<<<<

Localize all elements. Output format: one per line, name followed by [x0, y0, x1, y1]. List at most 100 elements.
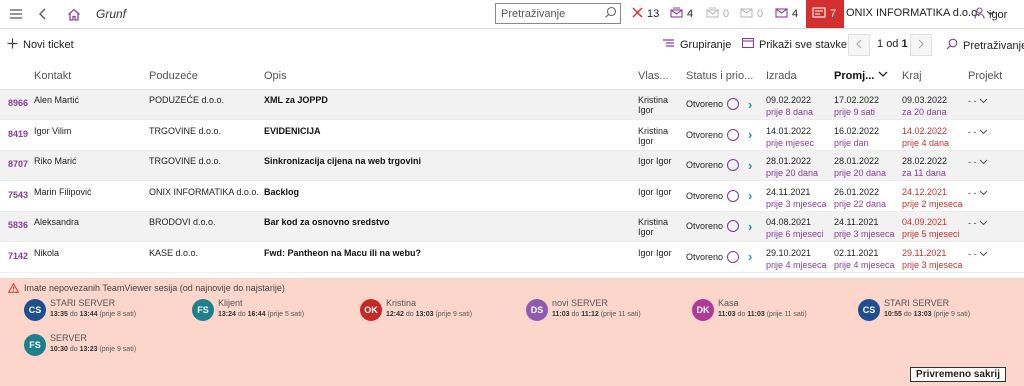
status-cell: Otvoreno ›	[686, 159, 752, 172]
modified-date-value: 02.11.2021	[834, 247, 879, 258]
table-row[interactable]: 8966 Alen Martić PODUZEĆE d.o.o. XML za …	[0, 90, 1024, 120]
previous-page-button[interactable]	[848, 34, 870, 56]
next-page-button[interactable]	[910, 34, 932, 56]
teamviewer-session[interactable]: DK Kasa 11:03 do 11:03 (prije 11 sati)	[692, 298, 807, 321]
counter-mail[interactable]: 0	[740, 0, 763, 28]
home-icon[interactable]	[66, 0, 82, 28]
ticket-description[interactable]: XML za JOPPD	[264, 95, 328, 105]
counter-mail-open-empty[interactable]: 0	[706, 0, 729, 28]
company-selector[interactable]: ONIX INFORMATIKA d.o.o.	[846, 7, 995, 19]
contact-name: Igor Vilim	[34, 125, 72, 136]
column-poduzece[interactable]: Poduzeće	[149, 70, 198, 82]
ticket-id[interactable]: 8966	[8, 98, 28, 108]
created-date: 28.01.2022 prije 20 dana	[766, 155, 818, 179]
priority-circle-icon[interactable]	[727, 98, 740, 110]
project-selector[interactable]: - -	[968, 127, 988, 137]
global-search[interactable]	[495, 3, 621, 24]
status-cell: Otvoreno ›	[686, 98, 752, 111]
counter-mail-unread[interactable]: 4	[775, 0, 798, 28]
priority-circle-icon[interactable]	[727, 250, 740, 263]
session-from: 11:03	[718, 311, 736, 318]
table-row[interactable]: 7142 Nikola KASE d.o.o. Fwd: Pantheon na…	[0, 243, 1024, 273]
page-current: 1	[877, 38, 884, 50]
back-arrow-icon[interactable]	[36, 0, 50, 28]
modified-date: 16.02.2022 prije dan	[834, 125, 879, 149]
chevron-down-icon	[979, 96, 988, 106]
priority-circle-icon[interactable]	[727, 128, 740, 141]
avatar: FS	[24, 334, 46, 356]
counter-mail-open[interactable]: 4	[670, 0, 693, 28]
project-selector[interactable]: - -	[968, 188, 988, 198]
counter-closed[interactable]: 13	[632, 0, 659, 28]
banner-title: Imate nepovezanih TeamViewer sesija (od …	[24, 283, 285, 293]
global-search-input[interactable]	[496, 4, 600, 23]
column-kraj[interactable]: Kraj	[902, 70, 922, 82]
ticket-id[interactable]: 8707	[8, 159, 28, 169]
hide-temporarily-button[interactable]: Privremeno sakrij	[910, 367, 1006, 382]
teamviewer-session[interactable]: CS STARI SERVER 13:35 do 13:44 (prije 8 …	[24, 298, 136, 321]
column-vlasnik[interactable]: Vlas...	[638, 70, 669, 82]
counter-alert[interactable]: 7	[806, 0, 845, 28]
column-izrada[interactable]: Izrada	[766, 70, 797, 82]
ticket-id[interactable]: 5836	[8, 220, 28, 230]
teamviewer-session[interactable]: DS novi SERVER 11:03 do 11:12 (prije 11 …	[526, 298, 641, 321]
teamviewer-session[interactable]: OK Kristina 12:42 do 13:03 (prije 9 sati…	[360, 298, 472, 321]
created-date-relative: prije 8 dana	[766, 107, 814, 117]
column-opis[interactable]: Opis	[264, 70, 287, 82]
teamviewer-session[interactable]: FS SERVER 10:30 do 13:23 (prije 9 sati)	[24, 333, 136, 356]
chevron-right-icon[interactable]: ›	[748, 98, 752, 111]
session-ago: (prije 9 sati)	[435, 311, 473, 318]
table-row[interactable]: 7543 Marin Filipović ONIX INFORMATIKA d.…	[0, 182, 1024, 212]
show-all-button[interactable]: Prikaži sve stavke	[741, 37, 847, 51]
ticket-description[interactable]: Backlog	[264, 187, 299, 197]
created-date: 09.02.2022 prije 8 dana	[766, 94, 813, 118]
table-row[interactable]: 8707 Riko Marić TRGOVINE d.o.o. Sinkroni…	[0, 151, 1024, 181]
session-to: 16:44	[247, 311, 266, 318]
sort-chevron-down-icon[interactable]	[878, 69, 888, 81]
project-selector[interactable]: - -	[968, 249, 988, 259]
group-icon	[662, 38, 675, 51]
session-ago: (prije 8 sati)	[99, 311, 137, 318]
column-promjena[interactable]: Promj...	[834, 70, 874, 82]
chevron-right-icon[interactable]: ›	[748, 189, 752, 202]
session-time: 13:35 do 13:44 (prije 8 sati)	[50, 309, 136, 320]
hamburger-menu-icon[interactable]	[6, 0, 26, 28]
priority-circle-icon[interactable]	[727, 159, 740, 171]
table-row[interactable]: 5836 Aleksandra BRODOVI d.o.o. Bar kod z…	[0, 212, 1024, 242]
ticket-description[interactable]: EVIDENICIJA	[264, 126, 321, 136]
toolbar-search-button[interactable]: Pretraživanje	[946, 38, 1024, 53]
chevron-down-icon	[979, 127, 988, 137]
owner: Kristina Igor	[638, 125, 669, 146]
teamviewer-session[interactable]: CS STARI SERVER 10:55 do 13:03 (prije 9 …	[858, 298, 970, 321]
group-button[interactable]: Grupiranje	[662, 38, 731, 51]
chevron-right-icon[interactable]: ›	[748, 220, 752, 233]
ticket-id[interactable]: 7543	[8, 190, 28, 200]
project-selector[interactable]: - -	[968, 157, 988, 167]
session-to: 11:12	[581, 311, 599, 318]
ticket-id[interactable]: 8419	[8, 129, 28, 139]
chevron-right-icon[interactable]: ›	[748, 128, 752, 141]
chevron-right-icon[interactable]: ›	[748, 159, 752, 172]
ticket-description[interactable]: Sinkronizacija cijena na web trgovini	[264, 156, 421, 166]
table-row[interactable]: 8419 Igor Vilim TRGOVINE d.o.o. EVIDENIC…	[0, 121, 1024, 151]
column-projekt[interactable]: Projekt	[968, 70, 1002, 82]
ticket-description[interactable]: Fwd: Pantheon na Macu ili na webu?	[264, 248, 421, 258]
user-menu[interactable]: igor	[974, 7, 1007, 22]
column-kontakt[interactable]: Kontakt	[34, 70, 71, 82]
close-icon	[632, 7, 643, 21]
created-date-value: 14.01.2022	[766, 125, 812, 136]
end-date-relative: prije 2 mjeseca	[902, 198, 963, 209]
search-icon[interactable]	[604, 6, 617, 22]
counter-mail-value: 0	[757, 8, 764, 20]
end-date-value: 04.09.2021	[902, 217, 948, 227]
ticket-description[interactable]: Bar kod za osnovno sredstvo	[264, 217, 390, 227]
project-selector[interactable]: - -	[968, 218, 988, 228]
new-ticket-button[interactable]: Novi ticket	[7, 38, 74, 52]
teamviewer-session[interactable]: FS Klijent 13:24 do 16:44 (prije 5 sati)	[192, 298, 304, 321]
column-status[interactable]: Status i prio...	[686, 70, 753, 82]
priority-circle-icon[interactable]	[727, 220, 740, 232]
project-selector[interactable]: - -	[968, 96, 988, 106]
priority-circle-icon[interactable]	[727, 189, 740, 202]
ticket-id[interactable]: 7142	[8, 251, 28, 261]
chevron-right-icon[interactable]: ›	[748, 250, 752, 263]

>>>>

### TO BE DONE
Please list each line of the material above that contains the word "mail", copying every such line in full.

### EXERCISE OUTPUT
counter-mail[interactable]: 0	[740, 0, 763, 28]
counter-mail-open-empty[interactable]: 0	[706, 0, 729, 28]
counter-mail-unread[interactable]: 4	[775, 0, 798, 28]
counter-mail-open[interactable]: 4	[670, 0, 693, 28]
counter-mail-value: 0	[757, 8, 764, 20]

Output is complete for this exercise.